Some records
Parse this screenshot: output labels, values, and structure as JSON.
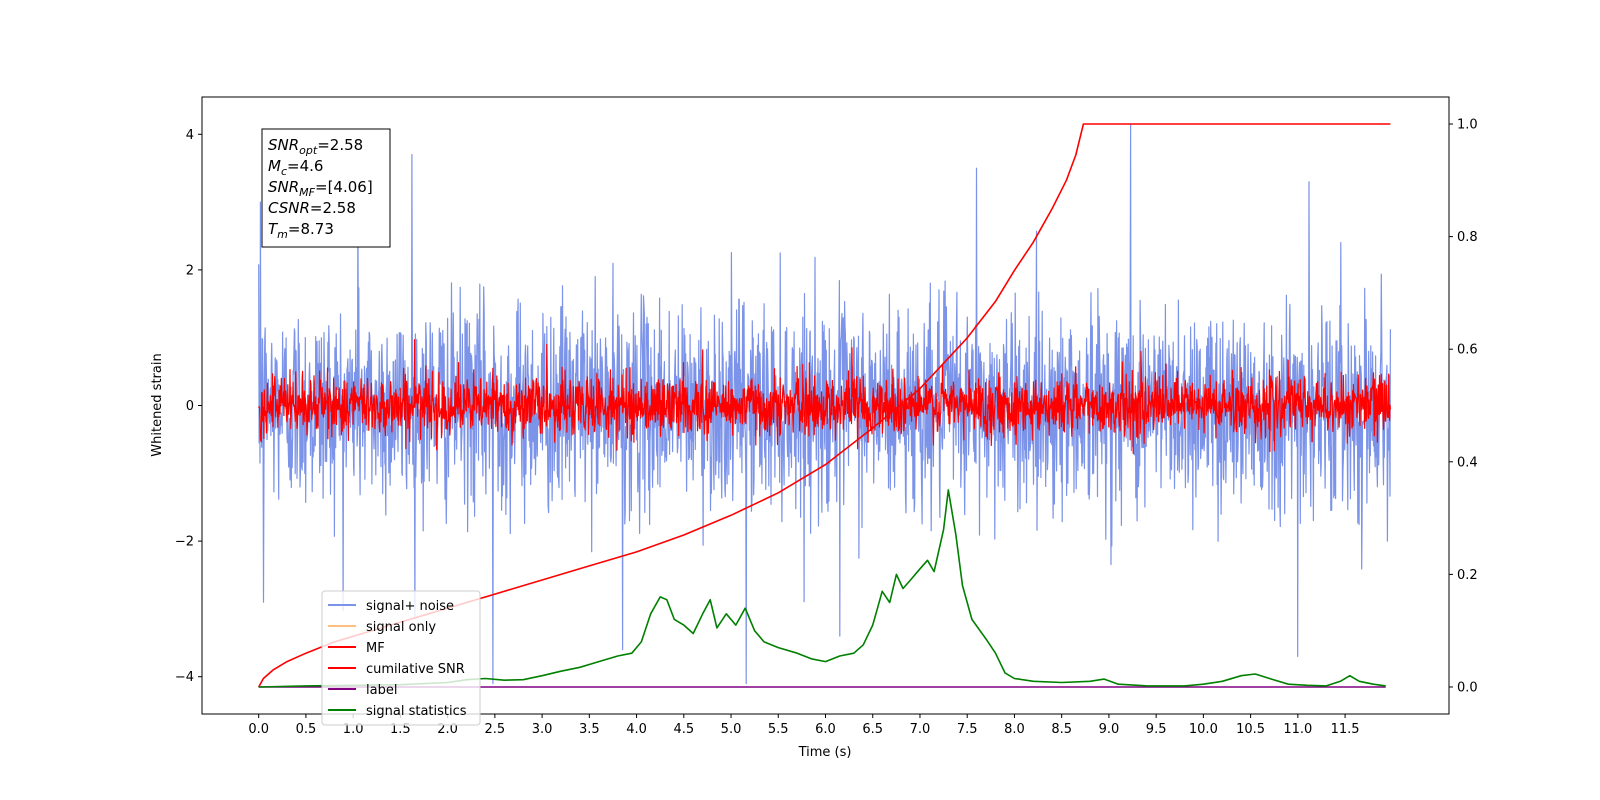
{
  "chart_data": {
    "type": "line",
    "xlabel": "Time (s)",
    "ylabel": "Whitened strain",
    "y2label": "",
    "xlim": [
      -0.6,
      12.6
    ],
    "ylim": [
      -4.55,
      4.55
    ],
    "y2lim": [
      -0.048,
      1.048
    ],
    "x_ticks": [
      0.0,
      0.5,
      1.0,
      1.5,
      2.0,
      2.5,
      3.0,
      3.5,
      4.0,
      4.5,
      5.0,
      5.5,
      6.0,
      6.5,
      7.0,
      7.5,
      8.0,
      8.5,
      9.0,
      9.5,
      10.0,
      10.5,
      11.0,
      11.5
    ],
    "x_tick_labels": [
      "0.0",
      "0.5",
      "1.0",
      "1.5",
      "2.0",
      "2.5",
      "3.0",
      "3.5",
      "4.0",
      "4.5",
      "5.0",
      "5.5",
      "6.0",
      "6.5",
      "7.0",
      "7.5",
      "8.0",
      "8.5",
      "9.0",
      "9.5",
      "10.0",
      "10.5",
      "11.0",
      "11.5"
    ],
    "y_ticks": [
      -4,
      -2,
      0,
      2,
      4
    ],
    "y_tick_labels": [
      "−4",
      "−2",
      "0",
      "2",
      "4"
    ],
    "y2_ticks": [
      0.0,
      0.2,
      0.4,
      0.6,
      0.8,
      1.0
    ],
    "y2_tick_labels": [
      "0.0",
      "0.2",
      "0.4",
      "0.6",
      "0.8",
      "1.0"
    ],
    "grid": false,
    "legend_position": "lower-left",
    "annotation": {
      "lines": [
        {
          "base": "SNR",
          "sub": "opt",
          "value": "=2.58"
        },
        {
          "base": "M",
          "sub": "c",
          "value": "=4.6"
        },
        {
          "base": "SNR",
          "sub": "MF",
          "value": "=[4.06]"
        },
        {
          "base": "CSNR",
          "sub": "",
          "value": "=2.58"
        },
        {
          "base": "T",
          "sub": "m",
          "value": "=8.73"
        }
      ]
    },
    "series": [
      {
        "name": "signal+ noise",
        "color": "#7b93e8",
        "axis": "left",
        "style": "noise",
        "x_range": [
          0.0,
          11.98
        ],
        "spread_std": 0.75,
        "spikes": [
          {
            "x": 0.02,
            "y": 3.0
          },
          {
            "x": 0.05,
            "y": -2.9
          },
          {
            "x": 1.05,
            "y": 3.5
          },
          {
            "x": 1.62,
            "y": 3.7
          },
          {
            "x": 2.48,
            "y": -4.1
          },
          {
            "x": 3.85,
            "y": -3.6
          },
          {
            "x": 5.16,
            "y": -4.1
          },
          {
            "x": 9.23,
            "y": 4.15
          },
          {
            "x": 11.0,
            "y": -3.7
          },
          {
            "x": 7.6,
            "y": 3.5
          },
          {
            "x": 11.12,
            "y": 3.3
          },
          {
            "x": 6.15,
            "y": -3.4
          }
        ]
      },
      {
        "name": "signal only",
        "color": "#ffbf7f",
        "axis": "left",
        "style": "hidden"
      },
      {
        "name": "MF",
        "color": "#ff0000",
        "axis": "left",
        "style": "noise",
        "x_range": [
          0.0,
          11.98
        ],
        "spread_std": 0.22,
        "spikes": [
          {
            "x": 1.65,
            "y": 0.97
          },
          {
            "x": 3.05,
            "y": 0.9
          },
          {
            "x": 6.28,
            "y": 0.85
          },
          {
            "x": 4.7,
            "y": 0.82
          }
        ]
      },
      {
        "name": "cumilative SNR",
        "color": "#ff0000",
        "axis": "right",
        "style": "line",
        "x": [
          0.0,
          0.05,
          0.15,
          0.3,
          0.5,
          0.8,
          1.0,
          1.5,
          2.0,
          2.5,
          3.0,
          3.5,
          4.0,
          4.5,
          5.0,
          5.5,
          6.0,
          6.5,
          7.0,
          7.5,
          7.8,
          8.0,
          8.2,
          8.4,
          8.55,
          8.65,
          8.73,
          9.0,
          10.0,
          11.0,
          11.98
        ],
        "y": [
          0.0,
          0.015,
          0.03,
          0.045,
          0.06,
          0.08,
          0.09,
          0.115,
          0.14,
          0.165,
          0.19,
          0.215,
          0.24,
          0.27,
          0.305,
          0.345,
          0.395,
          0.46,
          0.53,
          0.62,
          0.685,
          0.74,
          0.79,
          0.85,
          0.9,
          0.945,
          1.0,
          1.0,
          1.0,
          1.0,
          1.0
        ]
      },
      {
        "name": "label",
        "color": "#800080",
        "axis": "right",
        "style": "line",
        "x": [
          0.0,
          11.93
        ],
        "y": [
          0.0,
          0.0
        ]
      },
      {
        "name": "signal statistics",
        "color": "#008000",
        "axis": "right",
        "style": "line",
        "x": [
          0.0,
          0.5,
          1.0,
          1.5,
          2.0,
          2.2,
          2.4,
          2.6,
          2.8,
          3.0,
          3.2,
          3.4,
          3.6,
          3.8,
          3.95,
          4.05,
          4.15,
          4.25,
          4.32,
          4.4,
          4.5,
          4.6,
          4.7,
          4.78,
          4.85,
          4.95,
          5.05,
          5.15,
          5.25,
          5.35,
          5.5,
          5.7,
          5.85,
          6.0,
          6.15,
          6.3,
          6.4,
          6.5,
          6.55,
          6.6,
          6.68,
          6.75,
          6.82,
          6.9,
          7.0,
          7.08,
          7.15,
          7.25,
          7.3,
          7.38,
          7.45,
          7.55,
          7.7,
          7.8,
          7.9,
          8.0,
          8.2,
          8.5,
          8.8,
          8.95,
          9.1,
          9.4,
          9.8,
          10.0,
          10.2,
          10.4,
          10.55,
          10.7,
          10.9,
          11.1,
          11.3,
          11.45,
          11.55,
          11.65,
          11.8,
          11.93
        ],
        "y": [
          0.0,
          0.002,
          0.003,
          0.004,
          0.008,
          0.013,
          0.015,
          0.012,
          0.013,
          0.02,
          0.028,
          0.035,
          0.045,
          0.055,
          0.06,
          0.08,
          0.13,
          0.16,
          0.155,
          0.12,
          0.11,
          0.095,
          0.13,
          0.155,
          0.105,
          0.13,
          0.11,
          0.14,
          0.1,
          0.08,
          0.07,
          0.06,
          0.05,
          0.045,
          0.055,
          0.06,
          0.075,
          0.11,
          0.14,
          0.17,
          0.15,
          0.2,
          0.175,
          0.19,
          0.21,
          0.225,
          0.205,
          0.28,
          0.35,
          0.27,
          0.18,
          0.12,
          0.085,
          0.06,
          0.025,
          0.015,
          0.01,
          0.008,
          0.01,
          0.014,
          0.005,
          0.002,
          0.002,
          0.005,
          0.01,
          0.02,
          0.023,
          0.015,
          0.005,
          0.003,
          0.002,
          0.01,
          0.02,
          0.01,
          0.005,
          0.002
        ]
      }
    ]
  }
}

**What you are asked to do**.
Reproduce each entry precisely, dropping only the pictures.

**Written answer**.
Parse this screenshot: output labels, values, and structure as JSON.
{
  "chart_data": {
    "type": "line",
    "xlabel": "Time (s)",
    "ylabel": "Whitened strain",
    "y2label": "",
    "xlim": [
      -0.6,
      12.6
    ],
    "ylim": [
      -4.55,
      4.55
    ],
    "y2lim": [
      -0.048,
      1.048
    ],
    "x_ticks": [
      0.0,
      0.5,
      1.0,
      1.5,
      2.0,
      2.5,
      3.0,
      3.5,
      4.0,
      4.5,
      5.0,
      5.5,
      6.0,
      6.5,
      7.0,
      7.5,
      8.0,
      8.5,
      9.0,
      9.5,
      10.0,
      10.5,
      11.0,
      11.5
    ],
    "x_tick_labels": [
      "0.0",
      "0.5",
      "1.0",
      "1.5",
      "2.0",
      "2.5",
      "3.0",
      "3.5",
      "4.0",
      "4.5",
      "5.0",
      "5.5",
      "6.0",
      "6.5",
      "7.0",
      "7.5",
      "8.0",
      "8.5",
      "9.0",
      "9.5",
      "10.0",
      "10.5",
      "11.0",
      "11.5"
    ],
    "y_ticks": [
      -4,
      -2,
      0,
      2,
      4
    ],
    "y_tick_labels": [
      "−4",
      "−2",
      "0",
      "2",
      "4"
    ],
    "y2_ticks": [
      0.0,
      0.2,
      0.4,
      0.6,
      0.8,
      1.0
    ],
    "y2_tick_labels": [
      "0.0",
      "0.2",
      "0.4",
      "0.6",
      "0.8",
      "1.0"
    ],
    "grid": false,
    "legend_position": "lower-left",
    "annotation": {
      "lines": [
        {
          "base": "SNR",
          "sub": "opt",
          "value": "=2.58"
        },
        {
          "base": "M",
          "sub": "c",
          "value": "=4.6"
        },
        {
          "base": "SNR",
          "sub": "MF",
          "value": "=[4.06]"
        },
        {
          "base": "CSNR",
          "sub": "",
          "value": "=2.58"
        },
        {
          "base": "T",
          "sub": "m",
          "value": "=8.73"
        }
      ]
    },
    "series": [
      {
        "name": "signal+ noise",
        "color": "#7b93e8",
        "axis": "left",
        "style": "noise",
        "x_range": [
          0.0,
          11.98
        ],
        "spread_std": 0.75,
        "spikes": [
          {
            "x": 0.02,
            "y": 3.0
          },
          {
            "x": 0.05,
            "y": -2.9
          },
          {
            "x": 1.05,
            "y": 3.5
          },
          {
            "x": 1.62,
            "y": 3.7
          },
          {
            "x": 2.48,
            "y": -4.1
          },
          {
            "x": 3.85,
            "y": -3.6
          },
          {
            "x": 5.16,
            "y": -4.1
          },
          {
            "x": 9.23,
            "y": 4.15
          },
          {
            "x": 11.0,
            "y": -3.7
          },
          {
            "x": 7.6,
            "y": 3.5
          },
          {
            "x": 11.12,
            "y": 3.3
          },
          {
            "x": 6.15,
            "y": -3.4
          }
        ]
      },
      {
        "name": "signal only",
        "color": "#ffbf7f",
        "axis": "left",
        "style": "hidden"
      },
      {
        "name": "MF",
        "color": "#ff0000",
        "axis": "left",
        "style": "noise",
        "x_range": [
          0.0,
          11.98
        ],
        "spread_std": 0.22,
        "spikes": [
          {
            "x": 1.65,
            "y": 0.97
          },
          {
            "x": 3.05,
            "y": 0.9
          },
          {
            "x": 6.28,
            "y": 0.85
          },
          {
            "x": 4.7,
            "y": 0.82
          }
        ]
      },
      {
        "name": "cumilative SNR",
        "color": "#ff0000",
        "axis": "right",
        "style": "line",
        "x": [
          0.0,
          0.05,
          0.15,
          0.3,
          0.5,
          0.8,
          1.0,
          1.5,
          2.0,
          2.5,
          3.0,
          3.5,
          4.0,
          4.5,
          5.0,
          5.5,
          6.0,
          6.5,
          7.0,
          7.5,
          7.8,
          8.0,
          8.2,
          8.4,
          8.55,
          8.65,
          8.73,
          9.0,
          10.0,
          11.0,
          11.98
        ],
        "y": [
          0.0,
          0.015,
          0.03,
          0.045,
          0.06,
          0.08,
          0.09,
          0.115,
          0.14,
          0.165,
          0.19,
          0.215,
          0.24,
          0.27,
          0.305,
          0.345,
          0.395,
          0.46,
          0.53,
          0.62,
          0.685,
          0.74,
          0.79,
          0.85,
          0.9,
          0.945,
          1.0,
          1.0,
          1.0,
          1.0,
          1.0
        ]
      },
      {
        "name": "label",
        "color": "#800080",
        "axis": "right",
        "style": "line",
        "x": [
          0.0,
          11.93
        ],
        "y": [
          0.0,
          0.0
        ]
      },
      {
        "name": "signal statistics",
        "color": "#008000",
        "axis": "right",
        "style": "line",
        "x": [
          0.0,
          0.5,
          1.0,
          1.5,
          2.0,
          2.2,
          2.4,
          2.6,
          2.8,
          3.0,
          3.2,
          3.4,
          3.6,
          3.8,
          3.95,
          4.05,
          4.15,
          4.25,
          4.32,
          4.4,
          4.5,
          4.6,
          4.7,
          4.78,
          4.85,
          4.95,
          5.05,
          5.15,
          5.25,
          5.35,
          5.5,
          5.7,
          5.85,
          6.0,
          6.15,
          6.3,
          6.4,
          6.5,
          6.55,
          6.6,
          6.68,
          6.75,
          6.82,
          6.9,
          7.0,
          7.08,
          7.15,
          7.25,
          7.3,
          7.38,
          7.45,
          7.55,
          7.7,
          7.8,
          7.9,
          8.0,
          8.2,
          8.5,
          8.8,
          8.95,
          9.1,
          9.4,
          9.8,
          10.0,
          10.2,
          10.4,
          10.55,
          10.7,
          10.9,
          11.1,
          11.3,
          11.45,
          11.55,
          11.65,
          11.8,
          11.93
        ],
        "y": [
          0.0,
          0.002,
          0.003,
          0.004,
          0.008,
          0.013,
          0.015,
          0.012,
          0.013,
          0.02,
          0.028,
          0.035,
          0.045,
          0.055,
          0.06,
          0.08,
          0.13,
          0.16,
          0.155,
          0.12,
          0.11,
          0.095,
          0.13,
          0.155,
          0.105,
          0.13,
          0.11,
          0.14,
          0.1,
          0.08,
          0.07,
          0.06,
          0.05,
          0.045,
          0.055,
          0.06,
          0.075,
          0.11,
          0.14,
          0.17,
          0.15,
          0.2,
          0.175,
          0.19,
          0.21,
          0.225,
          0.205,
          0.28,
          0.35,
          0.27,
          0.18,
          0.12,
          0.085,
          0.06,
          0.025,
          0.015,
          0.01,
          0.008,
          0.01,
          0.014,
          0.005,
          0.002,
          0.002,
          0.005,
          0.01,
          0.02,
          0.023,
          0.015,
          0.005,
          0.003,
          0.002,
          0.01,
          0.02,
          0.01,
          0.005,
          0.002
        ]
      }
    ]
  }
}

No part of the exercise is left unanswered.